INSTRUCTIONS FOR THE TASK => Scan the data for lines with "średnia" and report the count by itself.

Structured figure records
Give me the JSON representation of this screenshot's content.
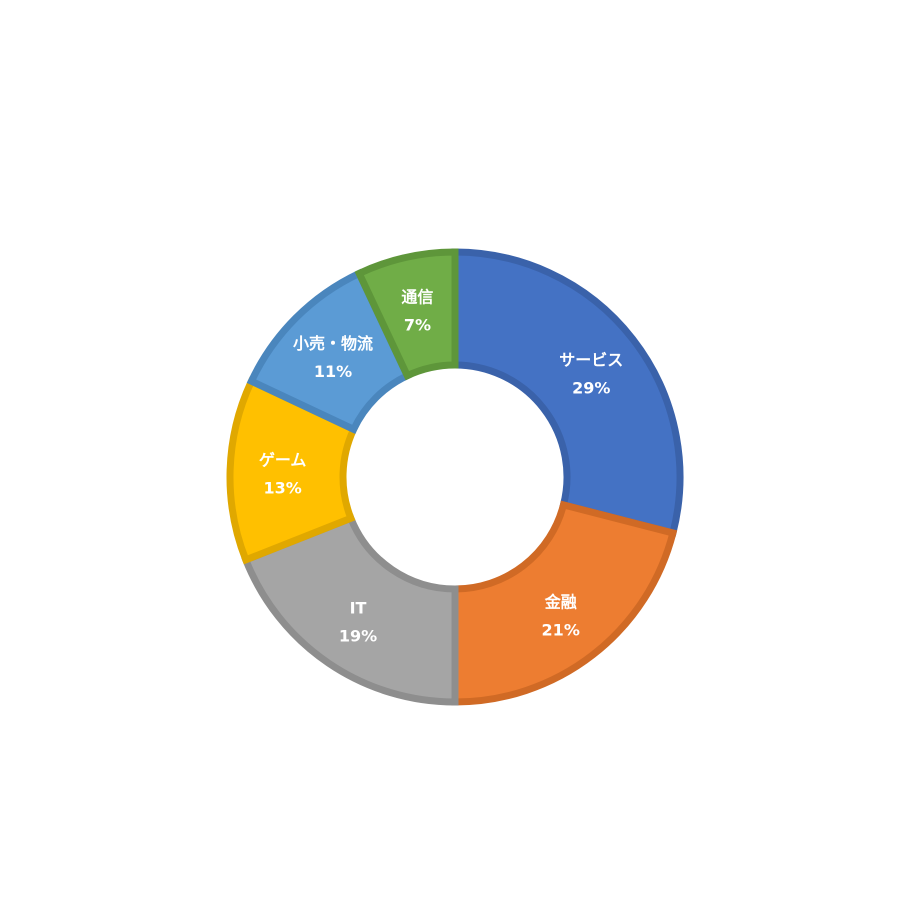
{
  "chart_data": {
    "type": "pie",
    "donut": true,
    "title": "",
    "slices": [
      {
        "label": "サービス",
        "value": 29,
        "value_label": "29%",
        "color": "#4472C4",
        "stroke": "#3A62AA"
      },
      {
        "label": "金融",
        "value": 21,
        "value_label": "21%",
        "color": "#ED7D31",
        "stroke": "#D06A25"
      },
      {
        "label": "IT",
        "value": 19,
        "value_label": "19%",
        "color": "#A5A5A5",
        "stroke": "#8E8E8E"
      },
      {
        "label": "ゲーム",
        "value": 13,
        "value_label": "13%",
        "color": "#FFC000",
        "stroke": "#E0A800"
      },
      {
        "label": "小売・物流",
        "value": 11,
        "value_label": "11%",
        "color": "#5B9BD5",
        "stroke": "#4A86BD"
      },
      {
        "label": "通信",
        "value": 7,
        "value_label": "7%",
        "color": "#70AD47",
        "stroke": "#5E963A"
      }
    ]
  }
}
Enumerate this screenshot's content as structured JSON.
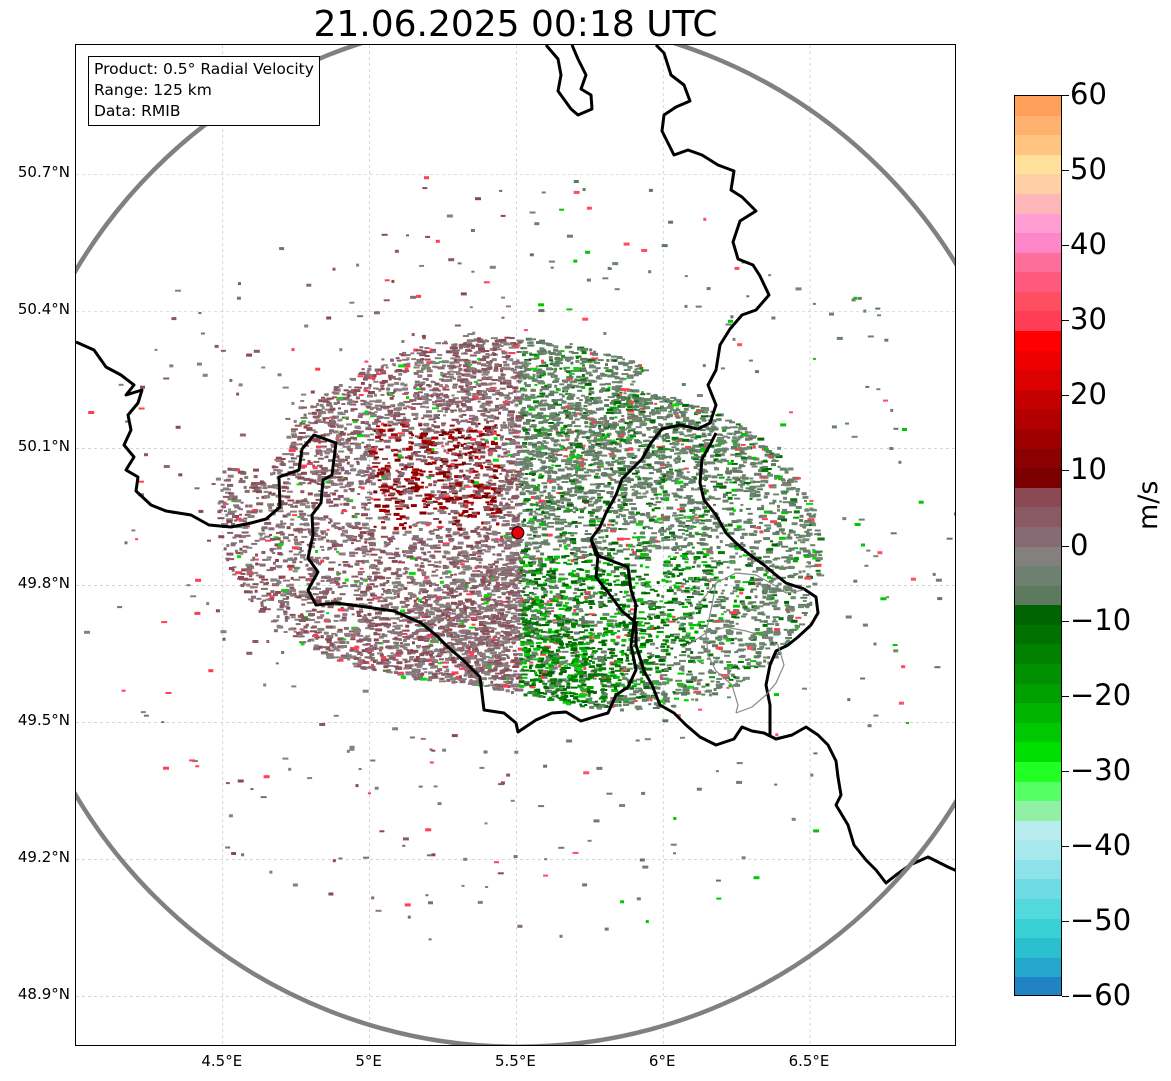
{
  "title": "21.06.2025 00:18 UTC",
  "info_box": {
    "product": "Product: 0.5° Radial Velocity",
    "range": "Range: 125 km",
    "data": "Data: RMIB"
  },
  "map": {
    "lon_range": [
      4.0,
      7.0
    ],
    "lat_range": [
      48.8,
      50.98
    ],
    "radar_site": {
      "lon": 5.505,
      "lat": 49.915,
      "color": "#e8000b"
    },
    "range_ring_km": 125,
    "lat_ticks": [
      "50.7°N",
      "50.4°N",
      "50.1°N",
      "49.8°N",
      "49.5°N",
      "49.2°N",
      "48.9°N"
    ],
    "lat_values": [
      50.7,
      50.4,
      50.1,
      49.8,
      49.5,
      49.2,
      48.9
    ],
    "lon_ticks": [
      "4.5°E",
      "5°E",
      "5.5°E",
      "6°E",
      "6.5°E"
    ],
    "lon_values": [
      4.5,
      5.0,
      5.5,
      6.0,
      6.5
    ],
    "gridlines": true
  },
  "colorbar": {
    "unit": "m/s",
    "min": -60,
    "max": 60,
    "tick_labels": [
      "60",
      "50",
      "40",
      "30",
      "20",
      "10",
      "0",
      "−10",
      "−20",
      "−30",
      "−40",
      "−50",
      "−60"
    ],
    "tick_values": [
      60,
      50,
      40,
      30,
      20,
      10,
      0,
      -10,
      -20,
      -30,
      -40,
      -50,
      -60
    ],
    "colors_top_to_bottom": [
      "#ff9f5a",
      "#ffb26f",
      "#ffc47f",
      "#ffe19c",
      "#ffd0a4",
      "#ffb6b9",
      "#ff9cd2",
      "#ff86c8",
      "#ff6d9a",
      "#ff5a7d",
      "#ff4d62",
      "#ff3d55",
      "#ff0000",
      "#ee0000",
      "#dd0000",
      "#c60000",
      "#b20000",
      "#9e0000",
      "#8b0000",
      "#7a0000",
      "#8b4a53",
      "#8a5a64",
      "#866a74",
      "#83807e",
      "#6e8070",
      "#5d7a5e",
      "#006400",
      "#007200",
      "#008200",
      "#009000",
      "#00a000",
      "#00b400",
      "#00c800",
      "#00e000",
      "#22ff22",
      "#55ff66",
      "#90f0a6",
      "#b9ecef",
      "#a6e8ec",
      "#8ce2e8",
      "#6edde3",
      "#52d8dd",
      "#38d1d6",
      "#2cbfcf",
      "#25a7cc",
      "#2182c5"
    ]
  }
}
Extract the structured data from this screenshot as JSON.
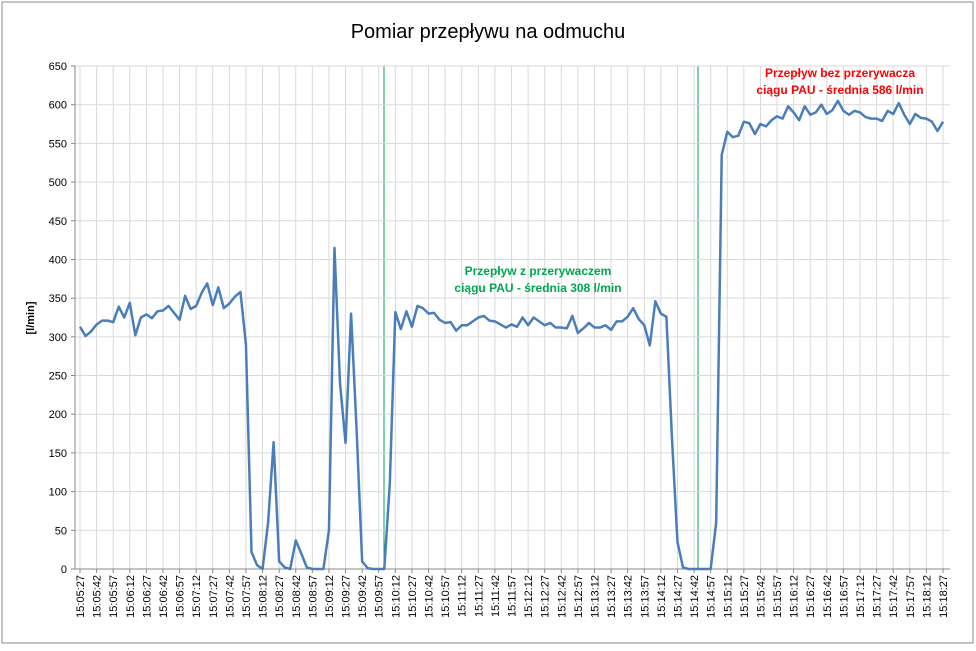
{
  "chart_data": {
    "type": "line",
    "title": "Pomiar przepływu na odmuchu",
    "y_label": "[l/min]",
    "categories": [
      "15:05:27",
      null,
      null,
      "15:05:42",
      null,
      null,
      "15:05:57",
      null,
      null,
      "15:06:12",
      null,
      null,
      "15:06:27",
      null,
      null,
      "15:06:42",
      null,
      null,
      "15:06:57",
      null,
      null,
      "15:07:12",
      null,
      null,
      "15:07:27",
      null,
      null,
      "15:07:42",
      null,
      null,
      "15:07:57",
      null,
      null,
      "15:08:12",
      null,
      null,
      "15:08:27",
      null,
      null,
      "15:08:42",
      null,
      null,
      "15:08:57",
      null,
      null,
      "15:09:12",
      null,
      null,
      "15:09:27",
      null,
      null,
      "15:09:42",
      null,
      null,
      "15:09:57",
      null,
      null,
      "15:10:12",
      null,
      null,
      "15:10:27",
      null,
      null,
      "15:10:42",
      null,
      null,
      "15:10:57",
      null,
      null,
      "15:11:12",
      null,
      null,
      "15:11:27",
      null,
      null,
      "15:11:42",
      null,
      null,
      "15:11:57",
      null,
      null,
      "15:12:12",
      null,
      null,
      "15:12:27",
      null,
      null,
      "15:12:42",
      null,
      null,
      "15:12:57",
      null,
      null,
      "15:13:12",
      null,
      null,
      "15:13:27",
      null,
      null,
      "15:13:42",
      null,
      null,
      "15:13:57",
      null,
      null,
      "15:14:12",
      null,
      null,
      "15:14:27",
      null,
      null,
      "15:14:42",
      null,
      null,
      "15:14:57",
      null,
      null,
      "15:15:12",
      null,
      null,
      "15:15:27",
      null,
      null,
      "15:15:42",
      null,
      null,
      "15:15:57",
      null,
      null,
      "15:16:12",
      null,
      null,
      "15:16:27",
      null,
      null,
      "15:16:42",
      null,
      null,
      "15:16:57",
      null,
      null,
      "15:17:12",
      null,
      null,
      "15:17:27",
      null,
      null,
      "15:17:42",
      null,
      null,
      "15:17:57",
      null,
      null,
      "15:18:12",
      null,
      null,
      "15:18:27"
    ],
    "values": [
      313,
      301,
      307,
      316,
      321,
      321,
      319,
      339,
      325,
      344,
      302,
      325,
      329,
      324,
      333,
      334,
      340,
      331,
      322,
      353,
      336,
      340,
      357,
      369,
      341,
      364,
      337,
      343,
      352,
      358,
      290,
      22,
      5,
      0,
      60,
      164,
      10,
      2,
      0,
      37,
      20,
      2,
      0,
      0,
      0,
      50,
      415,
      240,
      163,
      330,
      180,
      10,
      1,
      0,
      0,
      0,
      110,
      332,
      310,
      333,
      313,
      340,
      337,
      330,
      331,
      322,
      318,
      319,
      308,
      315,
      315,
      320,
      325,
      327,
      321,
      320,
      316,
      312,
      316,
      313,
      325,
      315,
      325,
      320,
      315,
      318,
      312,
      312,
      311,
      327,
      305,
      311,
      318,
      312,
      312,
      315,
      309,
      320,
      320,
      326,
      337,
      323,
      315,
      289,
      346,
      330,
      326,
      170,
      35,
      2,
      0,
      0,
      0,
      0,
      0,
      60,
      535,
      565,
      558,
      560,
      578,
      576,
      562,
      575,
      572,
      580,
      585,
      582,
      598,
      590,
      580,
      598,
      587,
      590,
      600,
      588,
      593,
      605,
      592,
      587,
      592,
      590,
      584,
      582,
      582,
      579,
      592,
      588,
      602,
      587,
      575,
      588,
      583,
      582,
      578,
      566,
      578
    ],
    "color": "#4a7ebb",
    "ylim": [
      0,
      650
    ],
    "yticks": [
      0,
      50,
      100,
      150,
      200,
      250,
      300,
      350,
      400,
      450,
      500,
      550,
      600,
      650
    ],
    "grid": true,
    "annotations": [
      {
        "lines": [
          "Przepływ z przerywaczem",
          "ciągu PAU - średnia 308 l/min"
        ],
        "color": "#00a650"
      },
      {
        "lines": [
          "Przepływ bez przerywacza",
          "ciągu PAU - średnia 586 l/min"
        ],
        "color": "#ff0000"
      }
    ]
  }
}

REPLY TO THE TASK => 2